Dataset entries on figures
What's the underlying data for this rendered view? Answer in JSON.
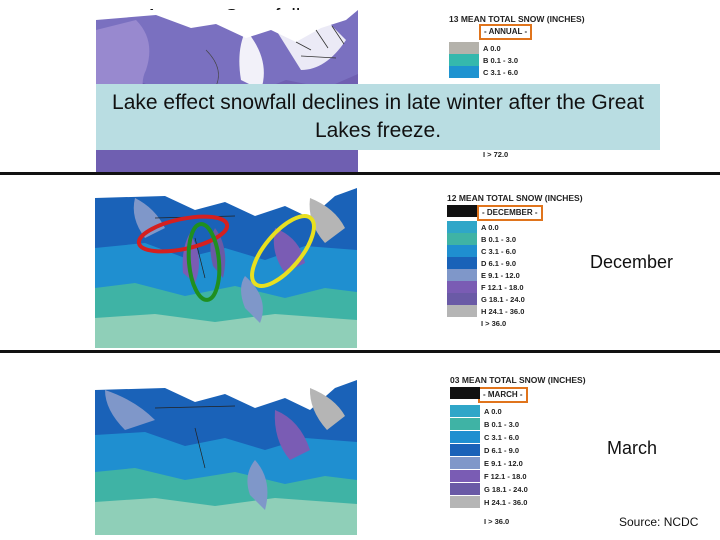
{
  "title": "Average Snowfall",
  "callout": "Lake effect snowfall declines in late winter after the Great Lakes freeze.",
  "source": "Source: NCDC",
  "panels": {
    "annual": {
      "legend_title": "13 MEAN TOTAL SNOW (INCHES)",
      "period": "- ANNUAL -",
      "legend": [
        "A 0.0",
        "B 0.1 - 3.0",
        "C 3.1 - 6.0"
      ],
      "legend_tail": "I > 72.0"
    },
    "december": {
      "label": "December",
      "legend_title": "12 MEAN TOTAL SNOW (INCHES)",
      "period": "- DECEMBER -",
      "legend": [
        "A 0.0",
        "B 0.1 - 3.0",
        "C 3.1 - 6.0",
        "D 6.1 - 9.0",
        "E 9.1 - 12.0",
        "F 12.1 - 18.0",
        "G 18.1 - 24.0",
        "H 24.1 - 36.0",
        "I > 36.0"
      ]
    },
    "march": {
      "label": "March",
      "legend_title": "03 MEAN TOTAL SNOW (INCHES)",
      "period": "- MARCH -",
      "legend": [
        "A 0.0",
        "B 0.1 - 3.0",
        "C 3.1 - 6.0",
        "D 6.1 - 9.0",
        "E 9.1 - 12.0",
        "F 12.1 - 18.0",
        "G 18.1 - 24.0",
        "H 24.1 - 36.0",
        "I > 36.0"
      ]
    }
  },
  "colors": {
    "A": "#111111",
    "B": "#3fb3a5",
    "C": "#1f8fd0",
    "D": "#1a62b8",
    "E": "#7f97c9",
    "F": "#7a5cb4",
    "G": "#6a5aa6",
    "H": "#b5b5b5",
    "I": "#ffffff",
    "annual_A": "#b4b2ab",
    "annual_B": "#35b8ad",
    "annual_C": "#1e93d0",
    "highlight_box": "#e0741c",
    "ring_red": "#d42020",
    "ring_green": "#1f8f1f",
    "ring_yellow": "#e8e020"
  }
}
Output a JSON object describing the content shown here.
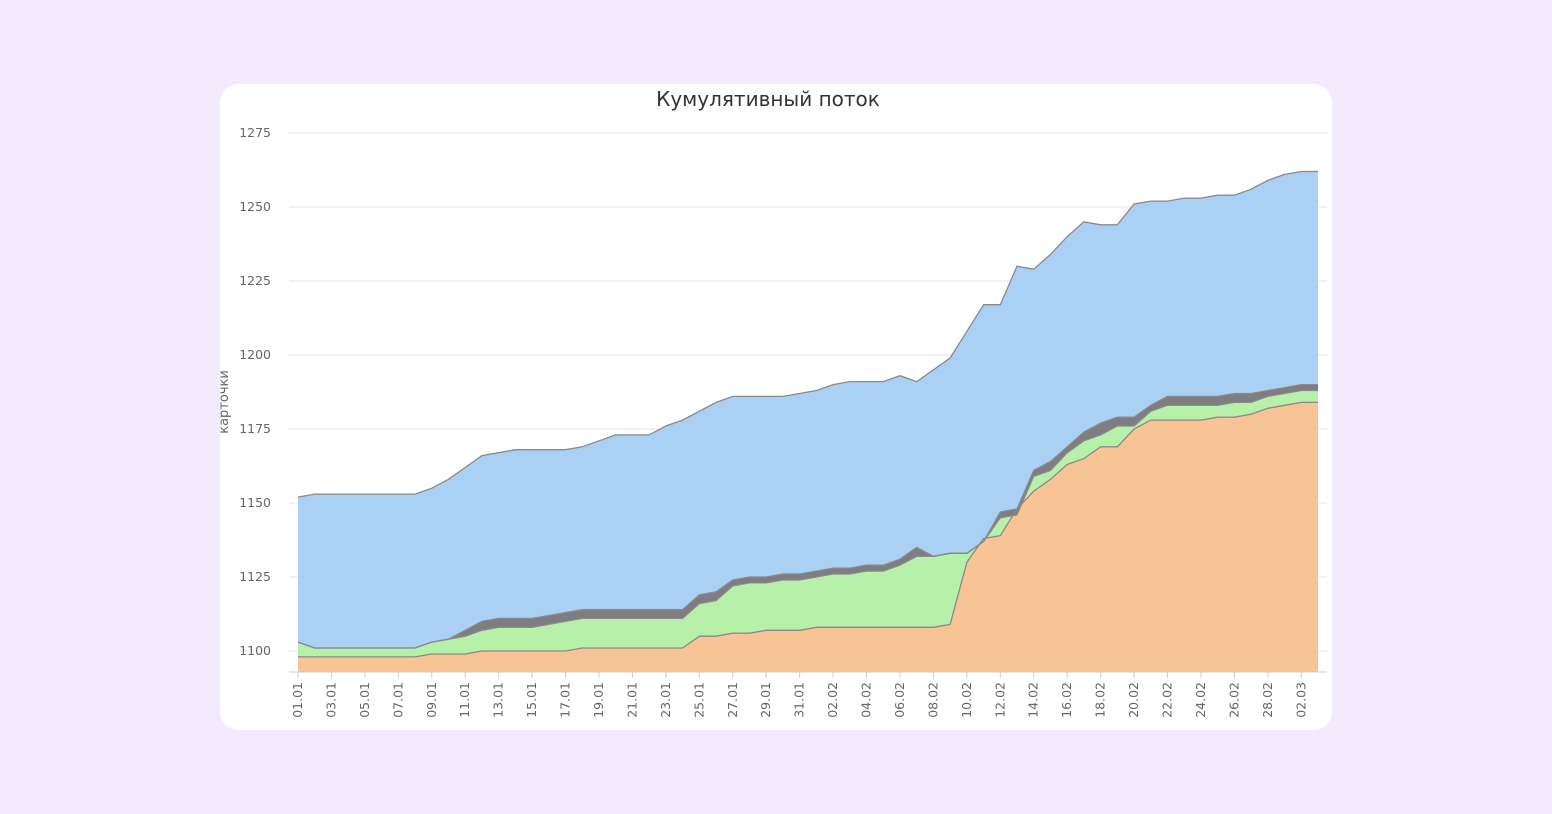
{
  "chart_data": {
    "type": "area",
    "stacked": true,
    "title": "Кумулятивный поток",
    "xlabel": "",
    "ylabel": "карточки",
    "ylim": [
      1094,
      1275
    ],
    "yticks": [
      1100,
      1125,
      1150,
      1175,
      1200,
      1225,
      1250,
      1275
    ],
    "x_tick_labels": [
      "01.01",
      "03.01",
      "05.01",
      "07.01",
      "09.01",
      "11.01",
      "13.01",
      "15.01",
      "17.01",
      "19.01",
      "21.01",
      "23.01",
      "25.01",
      "27.01",
      "29.01",
      "31.01",
      "02.02",
      "04.02",
      "06.02",
      "08.02",
      "10.02",
      "12.02",
      "14.02",
      "16.02",
      "18.02",
      "20.02",
      "22.02",
      "24.02",
      "26.02",
      "28.02",
      "02.03"
    ],
    "x_tick_every": 2,
    "legend": "none",
    "grid": true,
    "colors": {
      "series_orange": "#f8c496",
      "series_green": "#b7f0a8",
      "series_gray": "#7d7d82",
      "series_blue": "#aad0f3",
      "line": "#8a8a8a",
      "grid": "#e6e6e6"
    },
    "series": [
      {
        "cumulative": [
          1098,
          1098,
          1098,
          1098,
          1098,
          1098,
          1098,
          1098,
          1099,
          1099,
          1099,
          1100,
          1100,
          1100,
          1100,
          1100,
          1100,
          1101,
          1101,
          1101,
          1101,
          1101,
          1101,
          1101,
          1105,
          1105,
          1106,
          1106,
          1107,
          1107,
          1107,
          1108,
          1108,
          1108,
          1108,
          1108,
          1108,
          1108,
          1108,
          1109,
          1130,
          1138,
          1139,
          1148,
          1154,
          1158,
          1163,
          1165,
          1169,
          1169,
          1175,
          1178,
          1178,
          1178,
          1178,
          1179,
          1179,
          1180,
          1182,
          1183,
          1184,
          1184
        ]
      },
      {
        "cumulative": [
          1103,
          1101,
          1101,
          1101,
          1101,
          1101,
          1101,
          1101,
          1103,
          1104,
          1105,
          1107,
          1108,
          1108,
          1108,
          1109,
          1110,
          1111,
          1111,
          1111,
          1111,
          1111,
          1111,
          1111,
          1116,
          1117,
          1122,
          1123,
          1123,
          1124,
          1124,
          1125,
          1126,
          1126,
          1127,
          1127,
          1129,
          1132,
          1132,
          1133,
          1133,
          1137,
          1145,
          1146,
          1159,
          1161,
          1167,
          1171,
          1173,
          1176,
          1176,
          1181,
          1183,
          1183,
          1183,
          1183,
          1184,
          1184,
          1186,
          1187,
          1188,
          1188
        ]
      },
      {
        "cumulative": [
          1103,
          1101,
          1101,
          1101,
          1101,
          1101,
          1101,
          1101,
          1103,
          1104,
          1107,
          1110,
          1111,
          1111,
          1111,
          1112,
          1113,
          1114,
          1114,
          1114,
          1114,
          1114,
          1114,
          1114,
          1119,
          1120,
          1124,
          1125,
          1125,
          1126,
          1126,
          1127,
          1128,
          1128,
          1129,
          1129,
          1131,
          1135,
          1132,
          1133,
          1133,
          1137,
          1147,
          1148,
          1161,
          1164,
          1169,
          1174,
          1177,
          1179,
          1179,
          1183,
          1186,
          1186,
          1186,
          1186,
          1187,
          1187,
          1188,
          1189,
          1190,
          1190
        ]
      },
      {
        "cumulative": [
          1152,
          1153,
          1153,
          1153,
          1153,
          1153,
          1153,
          1153,
          1155,
          1158,
          1162,
          1166,
          1167,
          1168,
          1168,
          1168,
          1168,
          1169,
          1171,
          1173,
          1173,
          1173,
          1176,
          1178,
          1181,
          1184,
          1186,
          1186,
          1186,
          1186,
          1187,
          1188,
          1190,
          1191,
          1191,
          1191,
          1193,
          1191,
          1195,
          1199,
          1208,
          1217,
          1217,
          1230,
          1229,
          1234,
          1240,
          1245,
          1244,
          1244,
          1251,
          1252,
          1252,
          1253,
          1253,
          1254,
          1254,
          1256,
          1259,
          1261,
          1262,
          1262
        ]
      }
    ]
  }
}
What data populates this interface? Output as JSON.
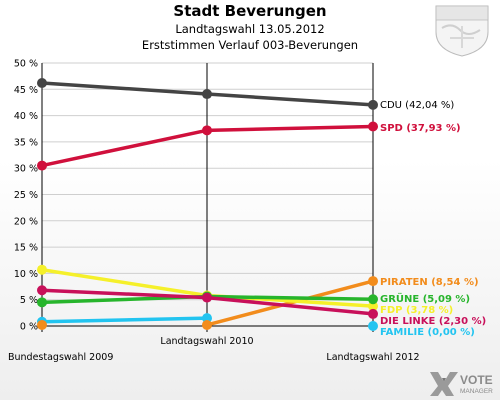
{
  "title": "Stadt Beverungen",
  "subtitle1": "Landtagswahl 13.05.2012",
  "subtitle2": "Erststimmen Verlauf 003-Beverungen",
  "watermark": {
    "brand": "VOTE",
    "sub": "MANAGER"
  },
  "chart_data": {
    "type": "line",
    "title": "Stadt Beverungen",
    "x": [
      "Bundestagswahl 2009",
      "Landtagswahl 2010",
      "Landtagswahl 2012"
    ],
    "ylim": [
      0,
      50
    ],
    "yticks": [
      "0 %",
      "5 %",
      "10 %",
      "15 %",
      "20 %",
      "25 %",
      "30 %",
      "35 %",
      "40 %",
      "45 %",
      "50 %"
    ],
    "ytick_values": [
      0,
      5,
      10,
      15,
      20,
      25,
      30,
      35,
      40,
      45,
      50
    ],
    "grid": true,
    "series": [
      {
        "name": "FAMILIE",
        "label": "FAMILIE (0,00 %)",
        "color": "#22c4f0",
        "values": [
          0.8,
          1.5,
          null
        ]
      },
      {
        "name": "PIRATEN",
        "label": "PIRATEN (8,54 %)",
        "color": "#f28c1c",
        "values": [
          null,
          0.2,
          8.54
        ]
      },
      {
        "name": "FDP",
        "label": "FDP (3,78 %)",
        "color": "#f5f02a",
        "values": [
          10.7,
          5.8,
          3.78
        ]
      },
      {
        "name": "GRÜNE",
        "label": "GRÜNE (5,09 %)",
        "color": "#27b52c",
        "values": [
          4.5,
          5.6,
          5.09
        ]
      },
      {
        "name": "DIE LINKE",
        "label": "DIE LINKE (2,30 %)",
        "color": "#c8105a",
        "values": [
          6.8,
          5.4,
          2.3
        ]
      },
      {
        "name": "SPD",
        "label": "SPD (37,93 %)",
        "color": "#d0103c",
        "values": [
          30.5,
          37.2,
          37.93
        ]
      },
      {
        "name": "CDU",
        "label": "CDU (42,04 %)",
        "color": "#444444",
        "values": [
          46.2,
          44.1,
          42.04
        ]
      }
    ],
    "extra_points": [
      {
        "series": "FAMILIE",
        "x_index": 2,
        "value": 0.0
      },
      {
        "series": "PIRATEN",
        "x_index": 0,
        "value": 0.2
      }
    ]
  }
}
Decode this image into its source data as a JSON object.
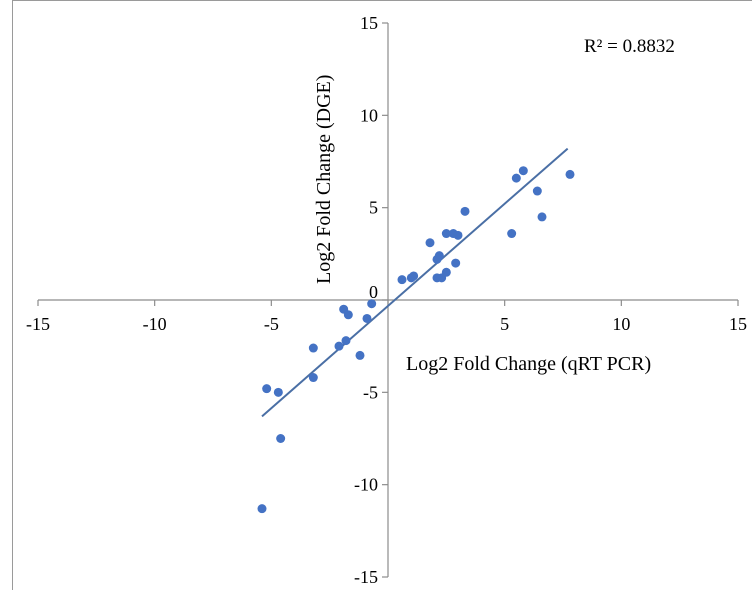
{
  "chart_data": {
    "type": "scatter",
    "xlabel": "Log2 Fold Change (qRT PCR)",
    "ylabel": "Log2 Fold Change (DGE)",
    "xlim": [
      -15,
      15
    ],
    "ylim": [
      -15,
      15
    ],
    "xticks": [
      -15,
      -10,
      -5,
      0,
      5,
      10,
      15
    ],
    "yticks": [
      -15,
      -10,
      -5,
      0,
      5,
      10,
      15
    ],
    "annotation": "R² = 0.8832",
    "point_color": "#4472c4",
    "trendline_color": "#4a6fa5",
    "grid": false,
    "points": [
      {
        "x": -5.4,
        "y": -11.3
      },
      {
        "x": -5.2,
        "y": -4.8
      },
      {
        "x": -4.7,
        "y": -5.0
      },
      {
        "x": -4.6,
        "y": -7.5
      },
      {
        "x": -3.2,
        "y": -2.6
      },
      {
        "x": -3.2,
        "y": -4.2
      },
      {
        "x": -2.1,
        "y": -2.5
      },
      {
        "x": -1.9,
        "y": -0.5
      },
      {
        "x": -1.8,
        "y": -2.2
      },
      {
        "x": -1.7,
        "y": -0.8
      },
      {
        "x": -1.2,
        "y": -3.0
      },
      {
        "x": -0.9,
        "y": -1.0
      },
      {
        "x": -0.7,
        "y": -0.2
      },
      {
        "x": 0.6,
        "y": 1.1
      },
      {
        "x": 1.0,
        "y": 1.2
      },
      {
        "x": 1.1,
        "y": 1.3
      },
      {
        "x": 1.8,
        "y": 3.1
      },
      {
        "x": 2.1,
        "y": 1.2
      },
      {
        "x": 2.1,
        "y": 2.2
      },
      {
        "x": 2.2,
        "y": 2.4
      },
      {
        "x": 2.3,
        "y": 1.2
      },
      {
        "x": 2.5,
        "y": 1.5
      },
      {
        "x": 2.5,
        "y": 3.6
      },
      {
        "x": 2.8,
        "y": 3.6
      },
      {
        "x": 2.9,
        "y": 2.0
      },
      {
        "x": 3.0,
        "y": 3.5
      },
      {
        "x": 3.3,
        "y": 4.8
      },
      {
        "x": 5.3,
        "y": 3.6
      },
      {
        "x": 5.5,
        "y": 6.6
      },
      {
        "x": 5.8,
        "y": 7.0
      },
      {
        "x": 6.4,
        "y": 5.9
      },
      {
        "x": 6.6,
        "y": 4.5
      },
      {
        "x": 7.8,
        "y": 6.8
      }
    ],
    "trendline": {
      "x": [
        -5.4,
        7.7
      ],
      "y": [
        -6.3,
        8.2
      ]
    }
  }
}
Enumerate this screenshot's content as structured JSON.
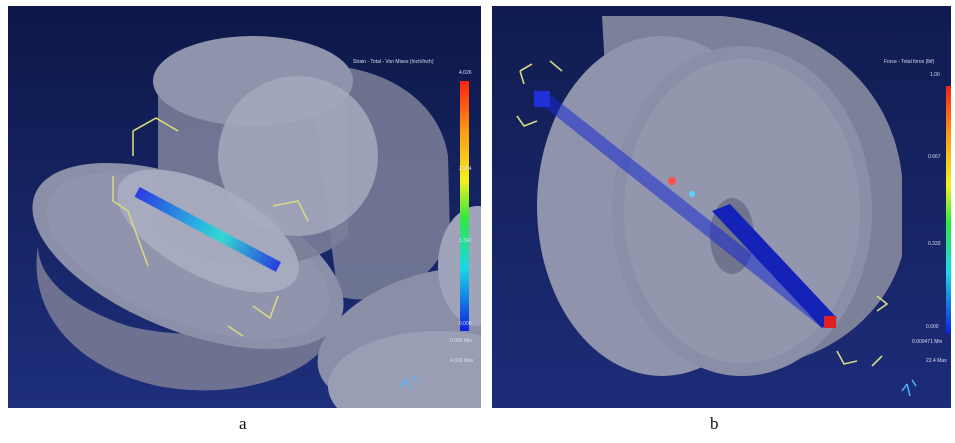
{
  "figure_labels": {
    "a": "a",
    "b": "b"
  },
  "panel_a": {
    "legend_title": "Strain - Total - Von Mises (Inch/Inch)",
    "legend_values": [
      "4.026",
      "2.604",
      "1.342",
      "0.000"
    ],
    "min_label": "0.000 Min",
    "max_label": "4.026 Max"
  },
  "panel_b": {
    "legend_title": "Force - Total force (lbf)",
    "legend_values": [
      "1.00",
      "0.667",
      "0.333",
      "0.000"
    ],
    "min_label": "0.000471 Min",
    "max_label": "22.4 Max"
  },
  "colors": {
    "background_top": "#0e1a4a",
    "background_bottom": "#1c2f7a",
    "part": "#8a8ea6"
  }
}
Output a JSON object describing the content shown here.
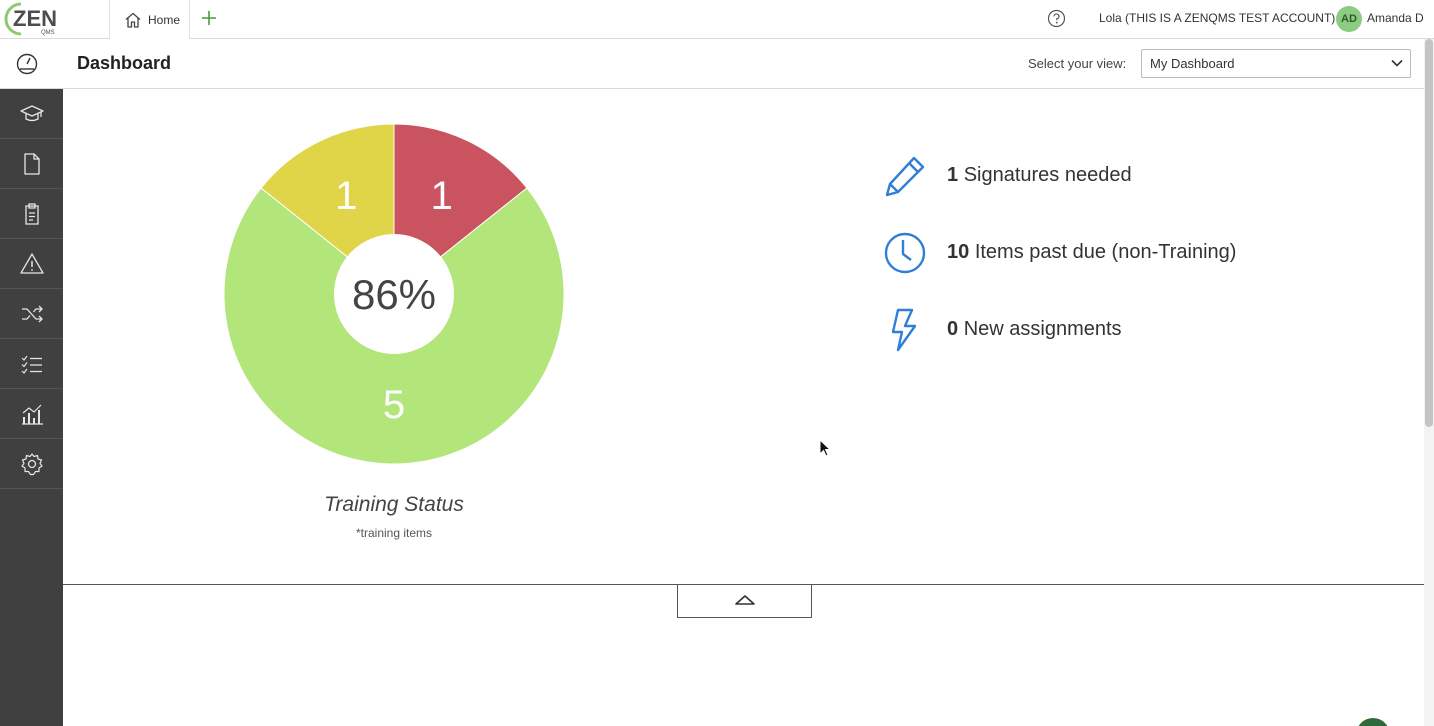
{
  "topbar": {
    "logo_text": "ZEN",
    "logo_sub": "QMS",
    "home_tab": "Home",
    "account_name": "Lola (THIS IS A ZENQMS TEST ACCOUNT)",
    "avatar_initials": "AD",
    "user_name": "Amanda D"
  },
  "header": {
    "title": "Dashboard",
    "view_label": "Select your view:",
    "view_selected": "My Dashboard"
  },
  "sidebar": {
    "items": [
      {
        "icon": "graduation-cap-icon",
        "name": "sidebar-item-training"
      },
      {
        "icon": "document-icon",
        "name": "sidebar-item-documents"
      },
      {
        "icon": "clipboard-icon",
        "name": "sidebar-item-audits"
      },
      {
        "icon": "warning-icon",
        "name": "sidebar-item-issues"
      },
      {
        "icon": "shuffle-icon",
        "name": "sidebar-item-change-control"
      },
      {
        "icon": "checklist-icon",
        "name": "sidebar-item-tasks"
      },
      {
        "icon": "analytics-icon",
        "name": "sidebar-item-reports"
      },
      {
        "icon": "gear-icon",
        "name": "sidebar-item-settings"
      }
    ]
  },
  "chart_data": {
    "type": "pie",
    "categories": [
      "",
      "",
      ""
    ],
    "values": [
      1,
      5,
      1
    ],
    "colors": [
      "#c9535f",
      "#b2e57a",
      "#e0d449"
    ],
    "center_label": "86%",
    "title": "Training Status",
    "subtitle": "*training items"
  },
  "stats": [
    {
      "number": "1",
      "label": "Signatures needed",
      "icon": "pencil-icon"
    },
    {
      "number": "10",
      "label": "Items past due (non-Training)",
      "icon": "clock-icon"
    },
    {
      "number": "0",
      "label": "New assignments",
      "icon": "lightning-icon"
    }
  ],
  "colors": {
    "accent_blue": "#2f7fd6",
    "sidebar_bg": "#404040",
    "brand_green": "#4a9c3a"
  }
}
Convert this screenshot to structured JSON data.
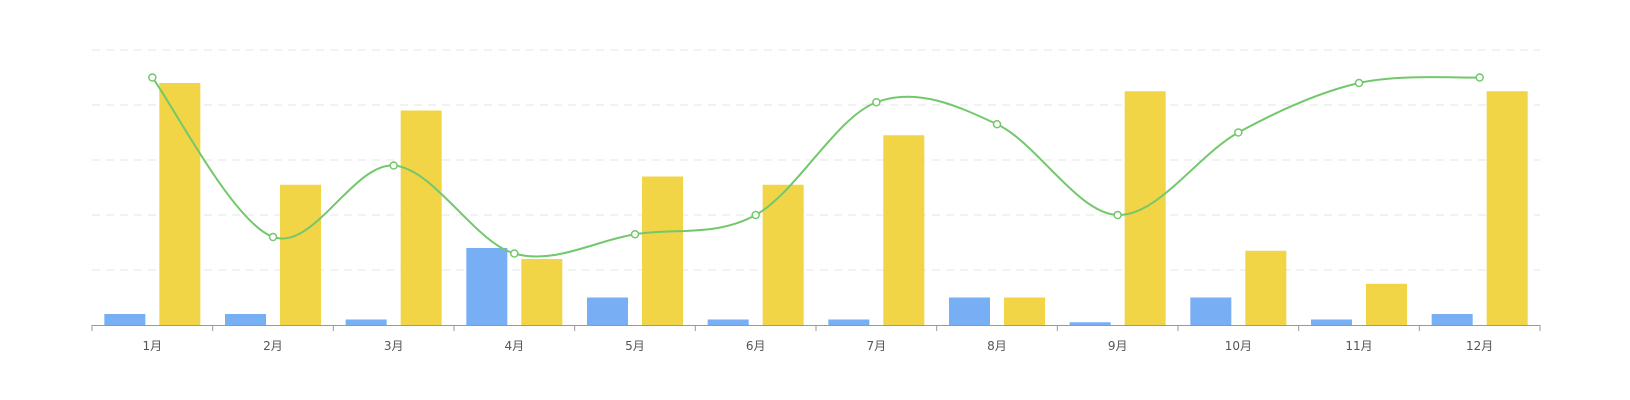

Set exercise => Where a line holds "Landtagswahl", copy it out.

Complete response =>
  "subtitle1": "Landtagswahl 13.05.2012",
      "Landtagswahl 2010",
      "Landtagswahl 2012"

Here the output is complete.